Exercise details: Filter this data down to the lines that hold "structured", and copy them.

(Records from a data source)

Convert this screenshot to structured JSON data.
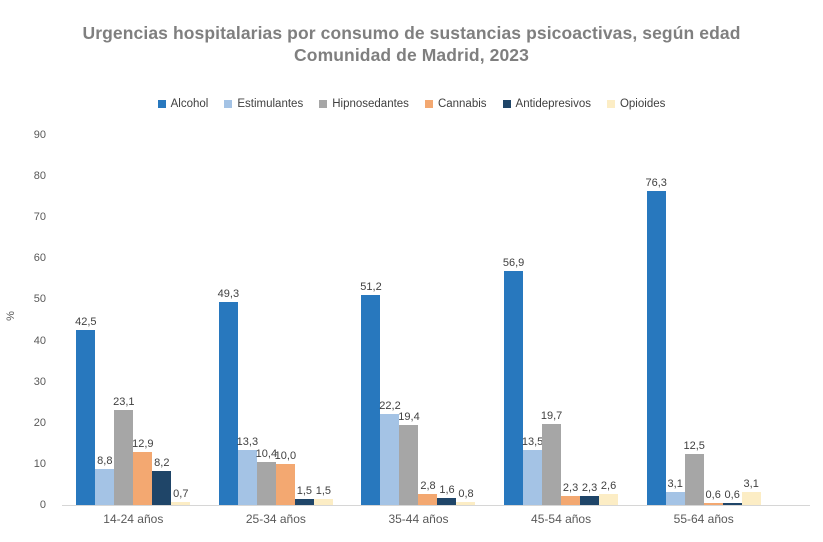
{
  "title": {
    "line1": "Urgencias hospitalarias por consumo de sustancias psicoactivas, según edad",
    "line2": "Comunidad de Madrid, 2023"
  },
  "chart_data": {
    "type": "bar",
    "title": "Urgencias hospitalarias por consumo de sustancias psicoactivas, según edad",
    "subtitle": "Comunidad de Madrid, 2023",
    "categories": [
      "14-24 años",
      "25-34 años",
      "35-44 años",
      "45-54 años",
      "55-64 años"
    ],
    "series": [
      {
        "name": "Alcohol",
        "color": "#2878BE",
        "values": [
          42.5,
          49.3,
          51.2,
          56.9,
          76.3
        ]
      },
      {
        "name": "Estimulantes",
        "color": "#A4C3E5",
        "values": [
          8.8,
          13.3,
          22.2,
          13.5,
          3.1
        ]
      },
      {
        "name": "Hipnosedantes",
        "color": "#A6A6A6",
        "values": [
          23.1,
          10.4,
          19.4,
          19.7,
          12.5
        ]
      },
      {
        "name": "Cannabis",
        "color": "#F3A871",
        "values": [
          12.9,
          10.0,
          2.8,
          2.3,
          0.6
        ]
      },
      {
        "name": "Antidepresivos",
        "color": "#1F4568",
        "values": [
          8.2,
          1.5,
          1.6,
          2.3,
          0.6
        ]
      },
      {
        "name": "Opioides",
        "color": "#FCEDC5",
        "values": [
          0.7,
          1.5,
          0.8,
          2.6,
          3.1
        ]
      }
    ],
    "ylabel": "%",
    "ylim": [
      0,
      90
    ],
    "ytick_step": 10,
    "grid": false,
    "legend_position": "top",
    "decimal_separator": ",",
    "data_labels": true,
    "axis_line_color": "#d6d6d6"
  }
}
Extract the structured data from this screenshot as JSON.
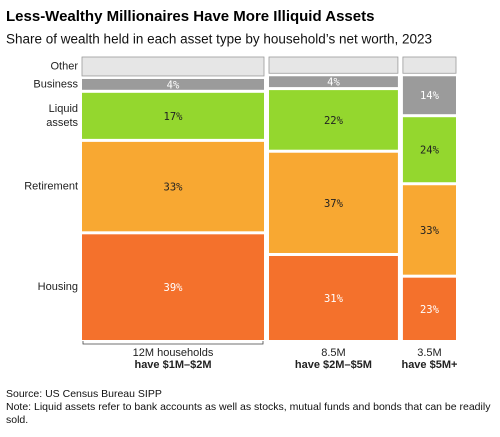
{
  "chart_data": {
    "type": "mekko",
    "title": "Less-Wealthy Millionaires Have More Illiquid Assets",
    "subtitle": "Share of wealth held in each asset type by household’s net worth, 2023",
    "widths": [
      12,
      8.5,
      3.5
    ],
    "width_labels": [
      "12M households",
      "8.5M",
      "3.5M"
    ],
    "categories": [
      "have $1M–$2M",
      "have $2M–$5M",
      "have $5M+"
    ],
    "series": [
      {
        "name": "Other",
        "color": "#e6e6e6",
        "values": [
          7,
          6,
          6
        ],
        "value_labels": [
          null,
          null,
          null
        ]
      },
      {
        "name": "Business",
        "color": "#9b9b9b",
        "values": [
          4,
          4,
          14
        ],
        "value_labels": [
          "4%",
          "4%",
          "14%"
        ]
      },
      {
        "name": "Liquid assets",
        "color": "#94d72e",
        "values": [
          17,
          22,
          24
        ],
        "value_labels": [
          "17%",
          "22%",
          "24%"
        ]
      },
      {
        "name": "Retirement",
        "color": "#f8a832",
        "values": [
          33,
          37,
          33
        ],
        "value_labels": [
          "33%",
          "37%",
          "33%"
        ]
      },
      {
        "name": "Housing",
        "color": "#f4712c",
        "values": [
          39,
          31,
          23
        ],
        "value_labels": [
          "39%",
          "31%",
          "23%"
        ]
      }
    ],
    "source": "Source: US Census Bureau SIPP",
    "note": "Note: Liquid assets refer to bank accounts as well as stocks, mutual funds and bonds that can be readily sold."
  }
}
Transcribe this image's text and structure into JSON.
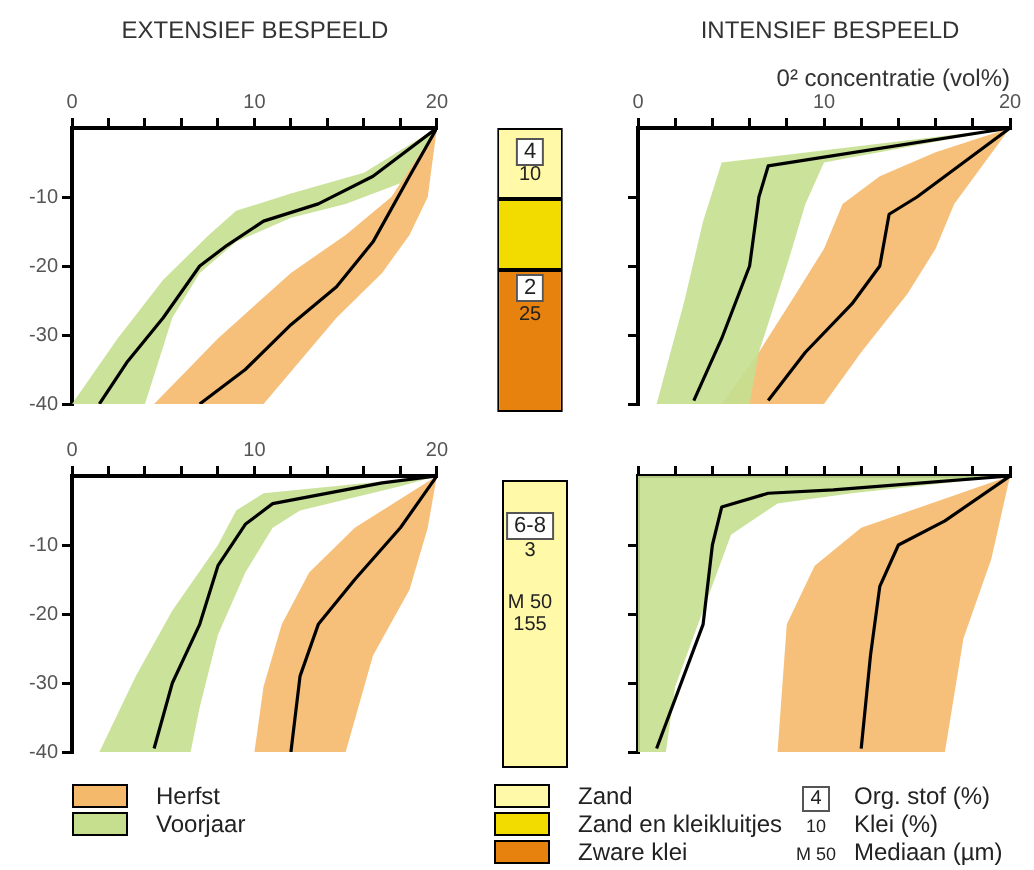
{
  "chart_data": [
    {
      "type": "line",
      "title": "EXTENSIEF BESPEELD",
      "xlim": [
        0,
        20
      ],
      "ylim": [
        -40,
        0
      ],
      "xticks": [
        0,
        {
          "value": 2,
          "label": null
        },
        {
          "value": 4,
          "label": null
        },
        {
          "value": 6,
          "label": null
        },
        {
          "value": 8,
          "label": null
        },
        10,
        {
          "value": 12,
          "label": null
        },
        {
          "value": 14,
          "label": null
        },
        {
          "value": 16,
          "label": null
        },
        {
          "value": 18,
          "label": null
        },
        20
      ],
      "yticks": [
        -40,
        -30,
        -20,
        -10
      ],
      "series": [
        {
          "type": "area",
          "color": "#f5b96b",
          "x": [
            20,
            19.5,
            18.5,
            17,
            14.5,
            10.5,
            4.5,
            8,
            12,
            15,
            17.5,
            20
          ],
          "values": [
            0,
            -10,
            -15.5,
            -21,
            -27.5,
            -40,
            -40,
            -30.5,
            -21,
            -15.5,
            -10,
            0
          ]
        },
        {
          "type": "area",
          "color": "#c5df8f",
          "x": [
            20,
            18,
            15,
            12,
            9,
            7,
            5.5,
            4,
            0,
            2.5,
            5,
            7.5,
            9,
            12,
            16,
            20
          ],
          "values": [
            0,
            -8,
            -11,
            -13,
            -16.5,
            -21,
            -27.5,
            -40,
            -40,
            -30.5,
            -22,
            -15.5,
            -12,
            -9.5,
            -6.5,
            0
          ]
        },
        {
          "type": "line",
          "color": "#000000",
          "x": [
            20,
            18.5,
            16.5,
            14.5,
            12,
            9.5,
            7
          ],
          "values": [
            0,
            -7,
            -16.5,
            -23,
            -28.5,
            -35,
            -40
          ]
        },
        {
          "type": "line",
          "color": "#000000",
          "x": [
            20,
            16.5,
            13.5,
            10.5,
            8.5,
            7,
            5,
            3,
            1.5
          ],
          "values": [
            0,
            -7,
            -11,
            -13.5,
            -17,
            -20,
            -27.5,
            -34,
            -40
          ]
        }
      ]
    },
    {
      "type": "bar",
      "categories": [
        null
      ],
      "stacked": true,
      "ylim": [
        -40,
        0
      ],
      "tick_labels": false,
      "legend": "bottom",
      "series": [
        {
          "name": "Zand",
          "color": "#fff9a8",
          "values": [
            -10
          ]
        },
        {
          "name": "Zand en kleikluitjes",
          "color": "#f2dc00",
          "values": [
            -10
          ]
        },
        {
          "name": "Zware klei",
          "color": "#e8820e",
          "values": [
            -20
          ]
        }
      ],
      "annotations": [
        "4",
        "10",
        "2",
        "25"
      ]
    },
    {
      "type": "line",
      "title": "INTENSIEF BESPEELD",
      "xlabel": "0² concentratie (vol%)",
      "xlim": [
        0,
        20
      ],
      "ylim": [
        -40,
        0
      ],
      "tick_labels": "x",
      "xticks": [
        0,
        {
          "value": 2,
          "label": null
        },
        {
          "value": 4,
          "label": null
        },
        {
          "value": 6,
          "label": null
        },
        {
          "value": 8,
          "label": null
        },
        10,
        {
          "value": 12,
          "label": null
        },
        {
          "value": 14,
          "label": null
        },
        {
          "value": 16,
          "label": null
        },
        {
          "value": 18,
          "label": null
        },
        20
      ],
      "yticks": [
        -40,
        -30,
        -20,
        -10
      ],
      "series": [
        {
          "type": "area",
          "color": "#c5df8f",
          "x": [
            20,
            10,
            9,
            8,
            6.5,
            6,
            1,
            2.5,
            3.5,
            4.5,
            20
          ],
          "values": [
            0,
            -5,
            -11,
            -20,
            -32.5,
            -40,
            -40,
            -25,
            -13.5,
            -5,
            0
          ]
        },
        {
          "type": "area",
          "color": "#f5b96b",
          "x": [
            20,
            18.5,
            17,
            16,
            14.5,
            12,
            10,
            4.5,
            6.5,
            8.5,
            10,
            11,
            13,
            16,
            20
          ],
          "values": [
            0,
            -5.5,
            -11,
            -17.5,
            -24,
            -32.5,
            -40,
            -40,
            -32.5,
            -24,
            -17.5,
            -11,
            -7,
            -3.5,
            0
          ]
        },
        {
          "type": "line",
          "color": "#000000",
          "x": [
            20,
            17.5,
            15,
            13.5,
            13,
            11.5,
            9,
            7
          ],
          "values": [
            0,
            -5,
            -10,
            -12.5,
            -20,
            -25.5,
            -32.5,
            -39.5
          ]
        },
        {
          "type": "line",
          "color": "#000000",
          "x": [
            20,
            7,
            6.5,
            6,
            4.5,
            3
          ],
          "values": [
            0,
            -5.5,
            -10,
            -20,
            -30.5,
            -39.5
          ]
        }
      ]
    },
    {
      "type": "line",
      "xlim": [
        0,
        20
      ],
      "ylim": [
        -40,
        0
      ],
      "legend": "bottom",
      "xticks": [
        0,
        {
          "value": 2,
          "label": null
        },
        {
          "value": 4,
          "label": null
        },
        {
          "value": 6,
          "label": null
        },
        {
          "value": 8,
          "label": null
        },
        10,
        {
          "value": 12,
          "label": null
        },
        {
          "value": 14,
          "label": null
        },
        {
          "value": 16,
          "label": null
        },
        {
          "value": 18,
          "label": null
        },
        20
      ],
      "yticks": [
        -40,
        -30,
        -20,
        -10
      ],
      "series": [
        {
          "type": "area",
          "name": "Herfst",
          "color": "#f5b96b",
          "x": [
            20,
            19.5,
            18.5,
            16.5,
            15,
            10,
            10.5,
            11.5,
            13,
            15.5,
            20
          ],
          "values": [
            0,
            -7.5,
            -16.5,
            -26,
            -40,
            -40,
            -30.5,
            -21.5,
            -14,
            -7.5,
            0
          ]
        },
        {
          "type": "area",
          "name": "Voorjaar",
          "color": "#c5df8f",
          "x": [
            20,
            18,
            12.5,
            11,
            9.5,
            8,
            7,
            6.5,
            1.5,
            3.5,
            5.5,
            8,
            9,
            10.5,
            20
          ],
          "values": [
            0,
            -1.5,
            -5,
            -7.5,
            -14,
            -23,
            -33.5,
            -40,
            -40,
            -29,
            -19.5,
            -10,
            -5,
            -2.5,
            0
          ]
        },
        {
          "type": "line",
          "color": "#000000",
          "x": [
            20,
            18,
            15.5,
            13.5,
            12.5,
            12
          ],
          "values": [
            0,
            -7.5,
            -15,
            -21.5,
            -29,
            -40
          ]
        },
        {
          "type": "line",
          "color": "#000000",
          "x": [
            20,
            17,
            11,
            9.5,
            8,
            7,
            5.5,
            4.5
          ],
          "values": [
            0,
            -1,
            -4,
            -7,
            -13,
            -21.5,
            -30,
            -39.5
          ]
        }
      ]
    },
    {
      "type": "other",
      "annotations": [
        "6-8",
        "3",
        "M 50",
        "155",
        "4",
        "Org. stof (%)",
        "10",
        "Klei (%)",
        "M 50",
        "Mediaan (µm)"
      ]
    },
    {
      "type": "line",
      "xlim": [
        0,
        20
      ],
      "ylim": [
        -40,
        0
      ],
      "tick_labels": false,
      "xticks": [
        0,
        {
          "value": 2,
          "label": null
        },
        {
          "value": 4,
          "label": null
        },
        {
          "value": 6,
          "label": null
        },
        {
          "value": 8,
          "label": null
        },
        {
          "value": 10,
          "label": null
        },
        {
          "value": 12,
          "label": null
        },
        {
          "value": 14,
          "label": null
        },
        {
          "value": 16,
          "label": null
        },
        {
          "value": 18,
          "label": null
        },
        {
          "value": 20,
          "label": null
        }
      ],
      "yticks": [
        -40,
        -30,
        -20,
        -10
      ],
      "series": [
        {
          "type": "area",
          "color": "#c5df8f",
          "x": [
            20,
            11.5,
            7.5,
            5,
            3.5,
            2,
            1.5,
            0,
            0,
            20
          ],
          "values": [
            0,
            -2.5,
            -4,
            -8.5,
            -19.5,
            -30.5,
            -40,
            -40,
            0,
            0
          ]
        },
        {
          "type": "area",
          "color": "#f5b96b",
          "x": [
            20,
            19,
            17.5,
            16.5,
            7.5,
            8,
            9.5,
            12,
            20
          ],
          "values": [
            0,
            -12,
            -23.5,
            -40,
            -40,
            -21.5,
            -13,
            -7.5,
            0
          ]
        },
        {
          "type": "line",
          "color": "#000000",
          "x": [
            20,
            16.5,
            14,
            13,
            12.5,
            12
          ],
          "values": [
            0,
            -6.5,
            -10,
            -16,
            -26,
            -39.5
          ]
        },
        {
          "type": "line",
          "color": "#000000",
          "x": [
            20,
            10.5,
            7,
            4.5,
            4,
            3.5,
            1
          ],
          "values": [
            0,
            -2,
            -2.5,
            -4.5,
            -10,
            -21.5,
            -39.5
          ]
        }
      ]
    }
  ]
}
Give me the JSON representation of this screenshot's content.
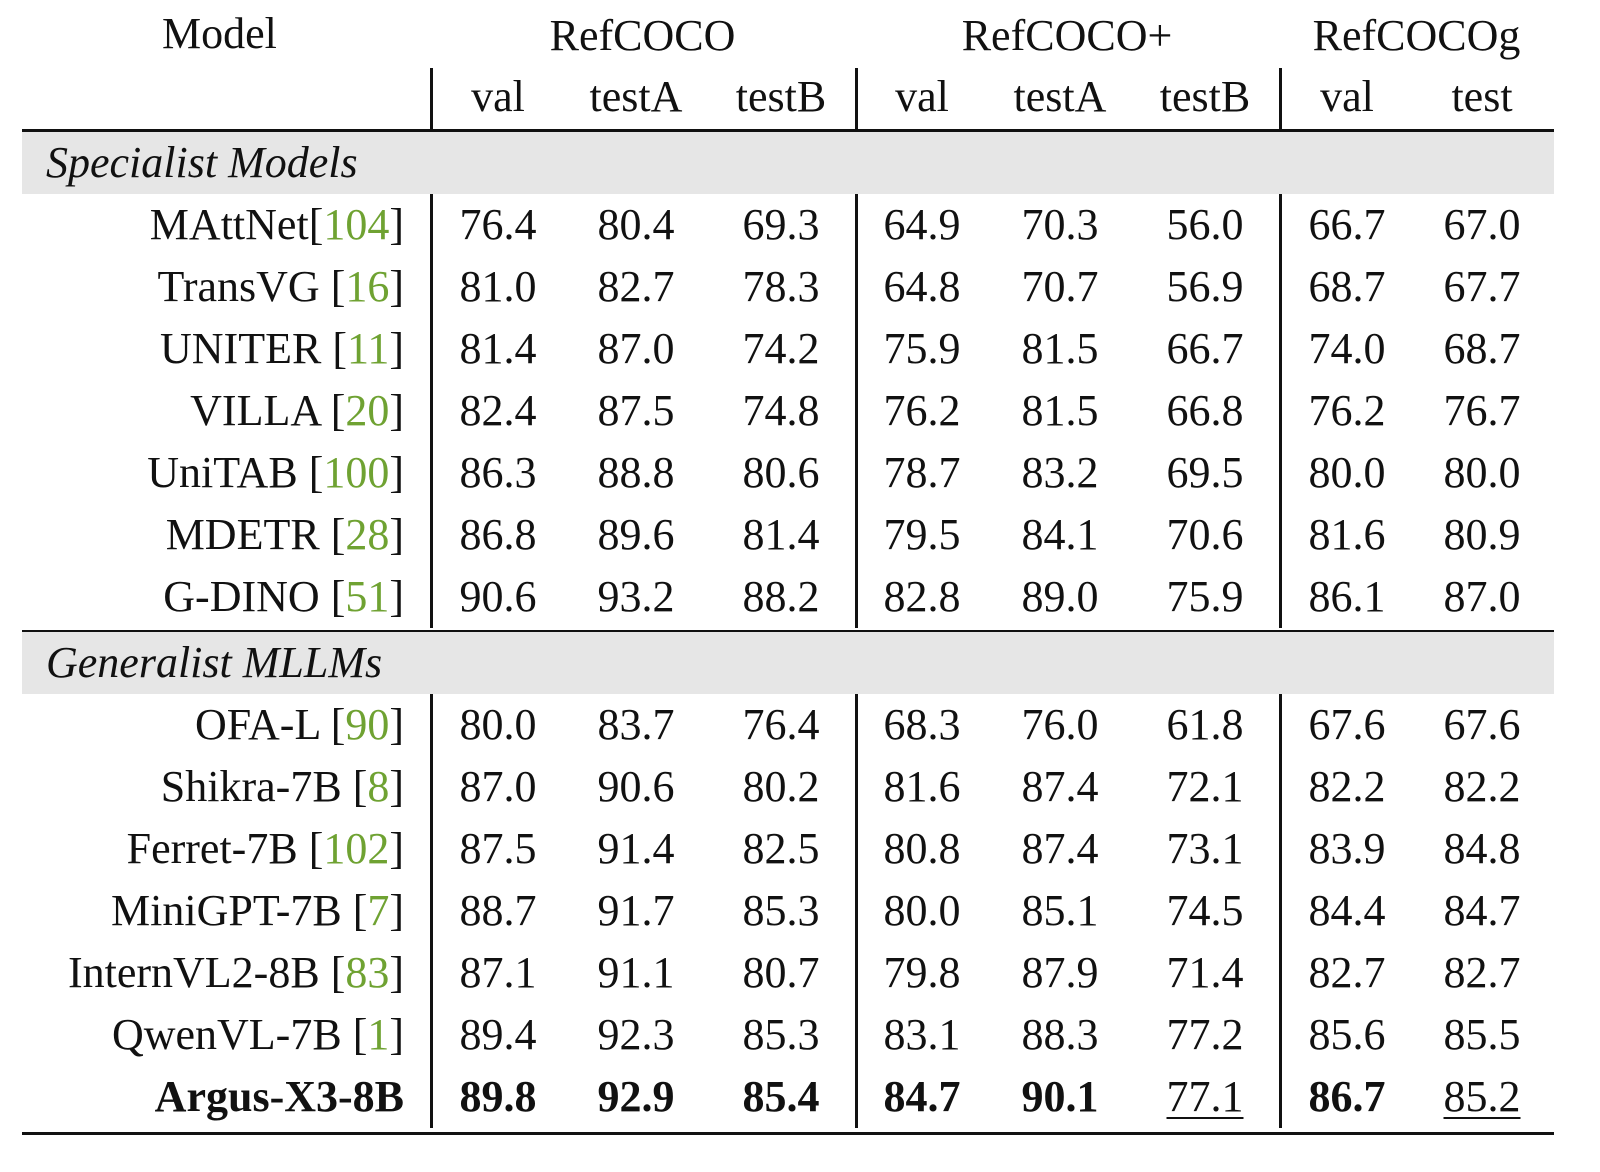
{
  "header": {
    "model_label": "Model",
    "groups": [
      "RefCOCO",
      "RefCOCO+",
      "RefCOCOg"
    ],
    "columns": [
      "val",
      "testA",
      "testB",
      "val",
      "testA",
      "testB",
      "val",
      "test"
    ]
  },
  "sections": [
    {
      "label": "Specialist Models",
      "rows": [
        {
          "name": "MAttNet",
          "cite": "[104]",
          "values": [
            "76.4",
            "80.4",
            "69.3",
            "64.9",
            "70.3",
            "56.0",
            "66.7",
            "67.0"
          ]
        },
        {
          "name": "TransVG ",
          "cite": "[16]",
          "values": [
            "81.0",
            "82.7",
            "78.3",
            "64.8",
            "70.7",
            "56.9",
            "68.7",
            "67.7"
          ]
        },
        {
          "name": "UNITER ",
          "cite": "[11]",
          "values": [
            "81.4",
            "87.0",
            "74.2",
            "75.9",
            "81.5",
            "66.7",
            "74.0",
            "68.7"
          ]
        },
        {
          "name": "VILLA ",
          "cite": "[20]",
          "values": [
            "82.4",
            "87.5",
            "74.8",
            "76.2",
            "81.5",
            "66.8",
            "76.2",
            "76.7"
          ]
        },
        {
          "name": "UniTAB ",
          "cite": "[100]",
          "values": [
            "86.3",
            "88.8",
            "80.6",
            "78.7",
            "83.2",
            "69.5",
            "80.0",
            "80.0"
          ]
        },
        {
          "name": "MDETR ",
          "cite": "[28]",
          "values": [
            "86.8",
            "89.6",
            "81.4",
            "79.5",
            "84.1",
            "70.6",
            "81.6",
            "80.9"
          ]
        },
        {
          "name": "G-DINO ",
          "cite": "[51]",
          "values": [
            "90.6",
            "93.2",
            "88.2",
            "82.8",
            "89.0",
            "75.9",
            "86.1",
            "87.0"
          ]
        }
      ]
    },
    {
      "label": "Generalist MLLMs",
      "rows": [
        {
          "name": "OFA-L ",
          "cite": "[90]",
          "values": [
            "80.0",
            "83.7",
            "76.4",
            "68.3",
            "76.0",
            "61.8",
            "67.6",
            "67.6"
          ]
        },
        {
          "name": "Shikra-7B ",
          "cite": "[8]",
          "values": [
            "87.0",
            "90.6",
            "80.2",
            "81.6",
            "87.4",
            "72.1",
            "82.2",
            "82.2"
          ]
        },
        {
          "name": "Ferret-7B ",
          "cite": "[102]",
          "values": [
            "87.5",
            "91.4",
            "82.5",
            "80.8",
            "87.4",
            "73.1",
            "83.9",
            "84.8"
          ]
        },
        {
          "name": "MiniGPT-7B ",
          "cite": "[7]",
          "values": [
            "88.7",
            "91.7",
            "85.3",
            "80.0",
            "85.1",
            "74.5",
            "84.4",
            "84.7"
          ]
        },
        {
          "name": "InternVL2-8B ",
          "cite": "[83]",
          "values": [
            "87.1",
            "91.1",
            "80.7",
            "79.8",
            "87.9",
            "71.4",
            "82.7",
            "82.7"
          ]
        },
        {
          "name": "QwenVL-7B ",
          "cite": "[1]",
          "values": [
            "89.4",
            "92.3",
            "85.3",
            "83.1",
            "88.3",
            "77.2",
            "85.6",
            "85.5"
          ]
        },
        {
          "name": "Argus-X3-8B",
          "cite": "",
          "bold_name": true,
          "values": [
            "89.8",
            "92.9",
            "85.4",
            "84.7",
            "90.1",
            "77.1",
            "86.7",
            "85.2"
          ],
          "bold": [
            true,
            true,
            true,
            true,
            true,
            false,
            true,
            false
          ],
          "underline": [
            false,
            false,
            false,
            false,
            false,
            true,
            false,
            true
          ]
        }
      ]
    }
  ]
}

Response:
Convert this screenshot to structured JSON data.
Extract the structured data from this screenshot as JSON.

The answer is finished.